Every entry below must appear again, exactly as written.

(Records excerpted from a collection)
********************

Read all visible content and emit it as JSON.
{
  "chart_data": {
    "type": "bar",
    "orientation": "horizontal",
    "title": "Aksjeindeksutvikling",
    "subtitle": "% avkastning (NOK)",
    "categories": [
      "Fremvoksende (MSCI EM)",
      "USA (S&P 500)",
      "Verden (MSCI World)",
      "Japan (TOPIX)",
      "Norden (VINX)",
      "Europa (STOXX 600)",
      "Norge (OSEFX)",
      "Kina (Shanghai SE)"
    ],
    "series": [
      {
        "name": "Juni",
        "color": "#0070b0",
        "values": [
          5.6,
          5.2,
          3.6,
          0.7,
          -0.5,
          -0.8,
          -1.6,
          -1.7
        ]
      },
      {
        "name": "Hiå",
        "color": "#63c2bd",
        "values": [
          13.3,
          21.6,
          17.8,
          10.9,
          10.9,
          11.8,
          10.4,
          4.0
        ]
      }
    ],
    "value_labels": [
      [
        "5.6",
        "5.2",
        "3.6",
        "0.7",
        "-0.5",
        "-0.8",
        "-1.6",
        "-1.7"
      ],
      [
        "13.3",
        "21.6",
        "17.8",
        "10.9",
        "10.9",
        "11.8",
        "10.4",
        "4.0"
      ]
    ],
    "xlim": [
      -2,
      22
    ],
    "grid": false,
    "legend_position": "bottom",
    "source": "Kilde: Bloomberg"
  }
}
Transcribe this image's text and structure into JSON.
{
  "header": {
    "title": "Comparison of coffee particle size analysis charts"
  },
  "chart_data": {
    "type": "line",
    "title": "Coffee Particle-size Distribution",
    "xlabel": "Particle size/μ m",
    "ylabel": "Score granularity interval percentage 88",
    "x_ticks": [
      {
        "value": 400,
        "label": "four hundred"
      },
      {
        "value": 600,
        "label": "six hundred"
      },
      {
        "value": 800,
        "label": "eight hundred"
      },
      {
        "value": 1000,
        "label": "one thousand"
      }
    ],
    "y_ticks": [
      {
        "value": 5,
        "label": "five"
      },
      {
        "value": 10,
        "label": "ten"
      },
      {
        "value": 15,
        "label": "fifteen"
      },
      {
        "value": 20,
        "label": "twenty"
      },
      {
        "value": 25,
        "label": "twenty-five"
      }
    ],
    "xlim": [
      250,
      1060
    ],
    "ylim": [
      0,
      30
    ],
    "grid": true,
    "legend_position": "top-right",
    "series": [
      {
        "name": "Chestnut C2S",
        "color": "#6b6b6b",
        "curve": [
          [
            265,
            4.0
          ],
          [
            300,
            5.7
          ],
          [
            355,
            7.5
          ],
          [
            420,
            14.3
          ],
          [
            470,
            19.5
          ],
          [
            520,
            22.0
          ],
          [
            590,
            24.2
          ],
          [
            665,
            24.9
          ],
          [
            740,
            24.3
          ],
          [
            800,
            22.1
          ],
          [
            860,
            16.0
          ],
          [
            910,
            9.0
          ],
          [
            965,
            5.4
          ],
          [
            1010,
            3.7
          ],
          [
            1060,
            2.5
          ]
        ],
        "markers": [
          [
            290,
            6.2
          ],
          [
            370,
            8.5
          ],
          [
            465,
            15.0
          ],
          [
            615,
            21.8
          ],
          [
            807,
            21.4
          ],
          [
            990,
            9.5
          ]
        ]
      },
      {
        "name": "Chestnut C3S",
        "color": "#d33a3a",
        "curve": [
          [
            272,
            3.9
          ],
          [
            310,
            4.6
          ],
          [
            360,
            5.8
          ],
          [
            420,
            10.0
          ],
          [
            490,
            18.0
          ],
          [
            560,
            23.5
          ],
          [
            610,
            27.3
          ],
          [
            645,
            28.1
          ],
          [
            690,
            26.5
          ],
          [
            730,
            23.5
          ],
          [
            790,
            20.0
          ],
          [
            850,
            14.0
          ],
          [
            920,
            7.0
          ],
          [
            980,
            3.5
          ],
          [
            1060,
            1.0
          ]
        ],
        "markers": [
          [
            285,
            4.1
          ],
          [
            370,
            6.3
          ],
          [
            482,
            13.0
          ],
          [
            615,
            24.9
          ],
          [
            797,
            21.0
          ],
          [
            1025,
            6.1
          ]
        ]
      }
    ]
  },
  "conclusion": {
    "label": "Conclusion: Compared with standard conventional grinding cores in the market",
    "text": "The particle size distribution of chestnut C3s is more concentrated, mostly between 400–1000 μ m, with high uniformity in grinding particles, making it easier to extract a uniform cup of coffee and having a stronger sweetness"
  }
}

********************

Worked answer:
Read all visible content and emit it as JSON.
{
  "chart_data": {
    "type": "bar",
    "orientation": "horizontal",
    "title": "Aksjeindeksutvikling",
    "subtitle": "% avkastning (NOK)",
    "categories": [
      "Fremvoksende (MSCI EM)",
      "USA (S&P 500)",
      "Verden (MSCI World)",
      "Japan (TOPIX)",
      "Norden (VINX)",
      "Europa (STOXX 600)",
      "Norge (OSEFX)",
      "Kina (Shanghai SE)"
    ],
    "series": [
      {
        "name": "Juni",
        "color": "#0070b0",
        "values": [
          5.6,
          5.2,
          3.6,
          0.7,
          -0.5,
          -0.8,
          -1.6,
          -1.7
        ]
      },
      {
        "name": "Hiå",
        "color": "#63c2bd",
        "values": [
          13.3,
          21.6,
          17.8,
          10.9,
          10.9,
          11.8,
          10.4,
          4.0
        ]
      }
    ],
    "value_labels": [
      [
        "5.6",
        "5.2",
        "3.6",
        "0.7",
        "-0.5",
        "-0.8",
        "-1.6",
        "-1.7"
      ],
      [
        "13.3",
        "21.6",
        "17.8",
        "10.9",
        "10.9",
        "11.8",
        "10.4",
        "4.0"
      ]
    ],
    "xlim": [
      -2,
      22
    ],
    "grid": false,
    "legend_position": "bottom",
    "source": "Kilde: Bloomberg"
  }
}
Transcribe this image's text and structure into JSON.
{
  "header": {
    "title": "Comparison of coffee particle size analysis charts"
  },
  "chart_data": {
    "type": "line",
    "title": "Coffee Particle-size Distribution",
    "xlabel": "Particle size/μ m",
    "ylabel": "Score granularity interval percentage 88",
    "x_ticks": [
      {
        "value": 400,
        "label": "four hundred"
      },
      {
        "value": 600,
        "label": "six hundred"
      },
      {
        "value": 800,
        "label": "eight hundred"
      },
      {
        "value": 1000,
        "label": "one thousand"
      }
    ],
    "y_ticks": [
      {
        "value": 5,
        "label": "five"
      },
      {
        "value": 10,
        "label": "ten"
      },
      {
        "value": 15,
        "label": "fifteen"
      },
      {
        "value": 20,
        "label": "twenty"
      },
      {
        "value": 25,
        "label": "twenty-five"
      }
    ],
    "xlim": [
      250,
      1060
    ],
    "ylim": [
      0,
      30
    ],
    "grid": true,
    "legend_position": "top-right",
    "series": [
      {
        "name": "Chestnut C2S",
        "color": "#6b6b6b",
        "curve": [
          [
            265,
            4.0
          ],
          [
            300,
            5.7
          ],
          [
            355,
            7.5
          ],
          [
            420,
            14.3
          ],
          [
            470,
            19.5
          ],
          [
            520,
            22.0
          ],
          [
            590,
            24.2
          ],
          [
            665,
            24.9
          ],
          [
            740,
            24.3
          ],
          [
            800,
            22.1
          ],
          [
            860,
            16.0
          ],
          [
            910,
            9.0
          ],
          [
            965,
            5.4
          ],
          [
            1010,
            3.7
          ],
          [
            1060,
            2.5
          ]
        ],
        "markers": [
          [
            290,
            6.2
          ],
          [
            370,
            8.5
          ],
          [
            465,
            15.0
          ],
          [
            615,
            21.8
          ],
          [
            807,
            21.4
          ],
          [
            990,
            9.5
          ]
        ]
      },
      {
        "name": "Chestnut C3S",
        "color": "#d33a3a",
        "curve": [
          [
            272,
            3.9
          ],
          [
            310,
            4.6
          ],
          [
            360,
            5.8
          ],
          [
            420,
            10.0
          ],
          [
            490,
            18.0
          ],
          [
            560,
            23.5
          ],
          [
            610,
            27.3
          ],
          [
            645,
            28.1
          ],
          [
            690,
            26.5
          ],
          [
            730,
            23.5
          ],
          [
            790,
            20.0
          ],
          [
            850,
            14.0
          ],
          [
            920,
            7.0
          ],
          [
            980,
            3.5
          ],
          [
            1060,
            1.0
          ]
        ],
        "markers": [
          [
            285,
            4.1
          ],
          [
            370,
            6.3
          ],
          [
            482,
            13.0
          ],
          [
            615,
            24.9
          ],
          [
            797,
            21.0
          ],
          [
            1025,
            6.1
          ]
        ]
      }
    ]
  },
  "conclusion": {
    "label": "Conclusion: Compared with standard conventional grinding cores in the market",
    "text": "The particle size distribution of chestnut C3s is more concentrated, mostly between 400–1000 μ m, with high uniformity in grinding particles, making it easier to extract a uniform cup of coffee and having a stronger sweetness"
  }
}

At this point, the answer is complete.